**RECORDS TO PROCESS**
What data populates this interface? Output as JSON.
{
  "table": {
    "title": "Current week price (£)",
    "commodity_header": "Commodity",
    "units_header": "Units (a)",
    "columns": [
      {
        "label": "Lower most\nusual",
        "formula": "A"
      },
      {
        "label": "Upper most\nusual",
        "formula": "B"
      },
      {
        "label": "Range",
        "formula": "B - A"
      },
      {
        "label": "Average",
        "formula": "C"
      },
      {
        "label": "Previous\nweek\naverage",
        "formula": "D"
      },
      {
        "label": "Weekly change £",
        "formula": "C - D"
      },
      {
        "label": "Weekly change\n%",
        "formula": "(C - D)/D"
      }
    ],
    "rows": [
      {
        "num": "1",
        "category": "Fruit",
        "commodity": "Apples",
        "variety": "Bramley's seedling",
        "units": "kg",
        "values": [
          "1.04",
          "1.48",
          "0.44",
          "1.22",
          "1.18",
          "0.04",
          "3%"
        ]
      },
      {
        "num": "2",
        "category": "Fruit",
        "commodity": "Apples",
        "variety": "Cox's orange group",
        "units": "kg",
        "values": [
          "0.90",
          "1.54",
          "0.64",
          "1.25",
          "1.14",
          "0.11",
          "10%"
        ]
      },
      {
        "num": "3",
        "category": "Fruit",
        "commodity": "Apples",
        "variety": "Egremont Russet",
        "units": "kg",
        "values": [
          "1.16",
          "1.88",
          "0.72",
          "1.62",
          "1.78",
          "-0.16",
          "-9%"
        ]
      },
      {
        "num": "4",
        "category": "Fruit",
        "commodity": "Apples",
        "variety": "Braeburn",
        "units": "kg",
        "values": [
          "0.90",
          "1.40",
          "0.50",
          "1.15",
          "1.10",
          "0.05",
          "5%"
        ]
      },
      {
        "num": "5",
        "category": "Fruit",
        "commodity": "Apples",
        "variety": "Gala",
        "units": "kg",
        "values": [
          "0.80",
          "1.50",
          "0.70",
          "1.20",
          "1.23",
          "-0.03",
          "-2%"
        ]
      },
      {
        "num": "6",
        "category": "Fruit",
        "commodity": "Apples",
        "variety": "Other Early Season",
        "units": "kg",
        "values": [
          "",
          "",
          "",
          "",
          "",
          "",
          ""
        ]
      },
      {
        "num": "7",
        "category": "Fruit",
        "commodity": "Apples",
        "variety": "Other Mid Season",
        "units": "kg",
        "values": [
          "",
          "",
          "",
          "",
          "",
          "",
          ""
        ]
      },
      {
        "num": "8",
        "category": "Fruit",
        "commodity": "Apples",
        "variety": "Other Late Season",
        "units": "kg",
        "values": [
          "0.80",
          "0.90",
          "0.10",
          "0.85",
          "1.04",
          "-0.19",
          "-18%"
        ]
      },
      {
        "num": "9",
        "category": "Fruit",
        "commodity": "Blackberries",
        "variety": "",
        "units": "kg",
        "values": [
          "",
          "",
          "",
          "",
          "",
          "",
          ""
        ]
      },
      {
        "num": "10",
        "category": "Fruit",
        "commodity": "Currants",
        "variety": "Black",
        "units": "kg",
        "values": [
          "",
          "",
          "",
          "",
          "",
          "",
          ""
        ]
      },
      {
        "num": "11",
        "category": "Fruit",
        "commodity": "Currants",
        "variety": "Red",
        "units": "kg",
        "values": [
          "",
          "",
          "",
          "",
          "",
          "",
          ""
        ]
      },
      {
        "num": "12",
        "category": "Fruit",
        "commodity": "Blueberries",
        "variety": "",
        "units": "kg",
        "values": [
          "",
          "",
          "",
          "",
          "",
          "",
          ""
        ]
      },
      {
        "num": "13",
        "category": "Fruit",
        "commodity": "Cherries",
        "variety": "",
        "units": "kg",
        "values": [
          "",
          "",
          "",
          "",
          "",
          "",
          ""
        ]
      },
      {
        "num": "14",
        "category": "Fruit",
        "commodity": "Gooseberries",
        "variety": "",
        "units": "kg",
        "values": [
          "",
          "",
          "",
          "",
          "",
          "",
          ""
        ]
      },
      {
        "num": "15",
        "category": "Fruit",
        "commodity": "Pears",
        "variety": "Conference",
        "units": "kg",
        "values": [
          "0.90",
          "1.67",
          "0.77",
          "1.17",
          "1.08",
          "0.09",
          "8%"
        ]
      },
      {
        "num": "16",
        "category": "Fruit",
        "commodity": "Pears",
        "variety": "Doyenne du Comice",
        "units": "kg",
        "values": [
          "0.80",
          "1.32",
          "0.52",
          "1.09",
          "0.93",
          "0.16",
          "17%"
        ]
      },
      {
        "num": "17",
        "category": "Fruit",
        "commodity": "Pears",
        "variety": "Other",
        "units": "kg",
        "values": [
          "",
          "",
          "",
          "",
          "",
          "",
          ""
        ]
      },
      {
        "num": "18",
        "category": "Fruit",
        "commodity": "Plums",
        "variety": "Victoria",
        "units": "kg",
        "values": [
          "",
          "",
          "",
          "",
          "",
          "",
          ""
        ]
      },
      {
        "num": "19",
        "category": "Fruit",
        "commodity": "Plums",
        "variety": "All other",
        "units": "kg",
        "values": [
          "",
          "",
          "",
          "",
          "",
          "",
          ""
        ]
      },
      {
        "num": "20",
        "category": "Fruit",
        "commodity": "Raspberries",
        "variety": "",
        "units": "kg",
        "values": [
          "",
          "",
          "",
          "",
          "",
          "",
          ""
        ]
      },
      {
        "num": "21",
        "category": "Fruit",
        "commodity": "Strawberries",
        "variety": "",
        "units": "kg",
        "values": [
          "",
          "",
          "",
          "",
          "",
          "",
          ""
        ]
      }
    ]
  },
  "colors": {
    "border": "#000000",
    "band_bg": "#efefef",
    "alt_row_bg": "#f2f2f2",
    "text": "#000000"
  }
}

**WHAT IS ASKED**
Output each entry precisely as given.

**CORRECT OUTPUT**
What data populates this interface? Output as JSON.
{
  "table": {
    "title": "Current week price (£)",
    "commodity_header": "Commodity",
    "units_header": "Units (a)",
    "columns": [
      {
        "label": "Lower most\nusual",
        "formula": "A"
      },
      {
        "label": "Upper most\nusual",
        "formula": "B"
      },
      {
        "label": "Range",
        "formula": "B - A"
      },
      {
        "label": "Average",
        "formula": "C"
      },
      {
        "label": "Previous\nweek\naverage",
        "formula": "D"
      },
      {
        "label": "Weekly change £",
        "formula": "C - D"
      },
      {
        "label": "Weekly change\n%",
        "formula": "(C - D)/D"
      }
    ],
    "rows": [
      {
        "num": "1",
        "category": "Fruit",
        "commodity": "Apples",
        "variety": "Bramley's seedling",
        "units": "kg",
        "values": [
          "1.04",
          "1.48",
          "0.44",
          "1.22",
          "1.18",
          "0.04",
          "3%"
        ]
      },
      {
        "num": "2",
        "category": "Fruit",
        "commodity": "Apples",
        "variety": "Cox's orange group",
        "units": "kg",
        "values": [
          "0.90",
          "1.54",
          "0.64",
          "1.25",
          "1.14",
          "0.11",
          "10%"
        ]
      },
      {
        "num": "3",
        "category": "Fruit",
        "commodity": "Apples",
        "variety": "Egremont Russet",
        "units": "kg",
        "values": [
          "1.16",
          "1.88",
          "0.72",
          "1.62",
          "1.78",
          "-0.16",
          "-9%"
        ]
      },
      {
        "num": "4",
        "category": "Fruit",
        "commodity": "Apples",
        "variety": "Braeburn",
        "units": "kg",
        "values": [
          "0.90",
          "1.40",
          "0.50",
          "1.15",
          "1.10",
          "0.05",
          "5%"
        ]
      },
      {
        "num": "5",
        "category": "Fruit",
        "commodity": "Apples",
        "variety": "Gala",
        "units": "kg",
        "values": [
          "0.80",
          "1.50",
          "0.70",
          "1.20",
          "1.23",
          "-0.03",
          "-2%"
        ]
      },
      {
        "num": "6",
        "category": "Fruit",
        "commodity": "Apples",
        "variety": "Other Early Season",
        "units": "kg",
        "values": [
          "",
          "",
          "",
          "",
          "",
          "",
          ""
        ]
      },
      {
        "num": "7",
        "category": "Fruit",
        "commodity": "Apples",
        "variety": "Other Mid Season",
        "units": "kg",
        "values": [
          "",
          "",
          "",
          "",
          "",
          "",
          ""
        ]
      },
      {
        "num": "8",
        "category": "Fruit",
        "commodity": "Apples",
        "variety": "Other Late Season",
        "units": "kg",
        "values": [
          "0.80",
          "0.90",
          "0.10",
          "0.85",
          "1.04",
          "-0.19",
          "-18%"
        ]
      },
      {
        "num": "9",
        "category": "Fruit",
        "commodity": "Blackberries",
        "variety": "",
        "units": "kg",
        "values": [
          "",
          "",
          "",
          "",
          "",
          "",
          ""
        ]
      },
      {
        "num": "10",
        "category": "Fruit",
        "commodity": "Currants",
        "variety": "Black",
        "units": "kg",
        "values": [
          "",
          "",
          "",
          "",
          "",
          "",
          ""
        ]
      },
      {
        "num": "11",
        "category": "Fruit",
        "commodity": "Currants",
        "variety": "Red",
        "units": "kg",
        "values": [
          "",
          "",
          "",
          "",
          "",
          "",
          ""
        ]
      },
      {
        "num": "12",
        "category": "Fruit",
        "commodity": "Blueberries",
        "variety": "",
        "units": "kg",
        "values": [
          "",
          "",
          "",
          "",
          "",
          "",
          ""
        ]
      },
      {
        "num": "13",
        "category": "Fruit",
        "commodity": "Cherries",
        "variety": "",
        "units": "kg",
        "values": [
          "",
          "",
          "",
          "",
          "",
          "",
          ""
        ]
      },
      {
        "num": "14",
        "category": "Fruit",
        "commodity": "Gooseberries",
        "variety": "",
        "units": "kg",
        "values": [
          "",
          "",
          "",
          "",
          "",
          "",
          ""
        ]
      },
      {
        "num": "15",
        "category": "Fruit",
        "commodity": "Pears",
        "variety": "Conference",
        "units": "kg",
        "values": [
          "0.90",
          "1.67",
          "0.77",
          "1.17",
          "1.08",
          "0.09",
          "8%"
        ]
      },
      {
        "num": "16",
        "category": "Fruit",
        "commodity": "Pears",
        "variety": "Doyenne du Comice",
        "units": "kg",
        "values": [
          "0.80",
          "1.32",
          "0.52",
          "1.09",
          "0.93",
          "0.16",
          "17%"
        ]
      },
      {
        "num": "17",
        "category": "Fruit",
        "commodity": "Pears",
        "variety": "Other",
        "units": "kg",
        "values": [
          "",
          "",
          "",
          "",
          "",
          "",
          ""
        ]
      },
      {
        "num": "18",
        "category": "Fruit",
        "commodity": "Plums",
        "variety": "Victoria",
        "units": "kg",
        "values": [
          "",
          "",
          "",
          "",
          "",
          "",
          ""
        ]
      },
      {
        "num": "19",
        "category": "Fruit",
        "commodity": "Plums",
        "variety": "All other",
        "units": "kg",
        "values": [
          "",
          "",
          "",
          "",
          "",
          "",
          ""
        ]
      },
      {
        "num": "20",
        "category": "Fruit",
        "commodity": "Raspberries",
        "variety": "",
        "units": "kg",
        "values": [
          "",
          "",
          "",
          "",
          "",
          "",
          ""
        ]
      },
      {
        "num": "21",
        "category": "Fruit",
        "commodity": "Strawberries",
        "variety": "",
        "units": "kg",
        "values": [
          "",
          "",
          "",
          "",
          "",
          "",
          ""
        ]
      }
    ]
  },
  "colors": {
    "border": "#000000",
    "band_bg": "#efefef",
    "alt_row_bg": "#f2f2f2",
    "text": "#000000"
  }
}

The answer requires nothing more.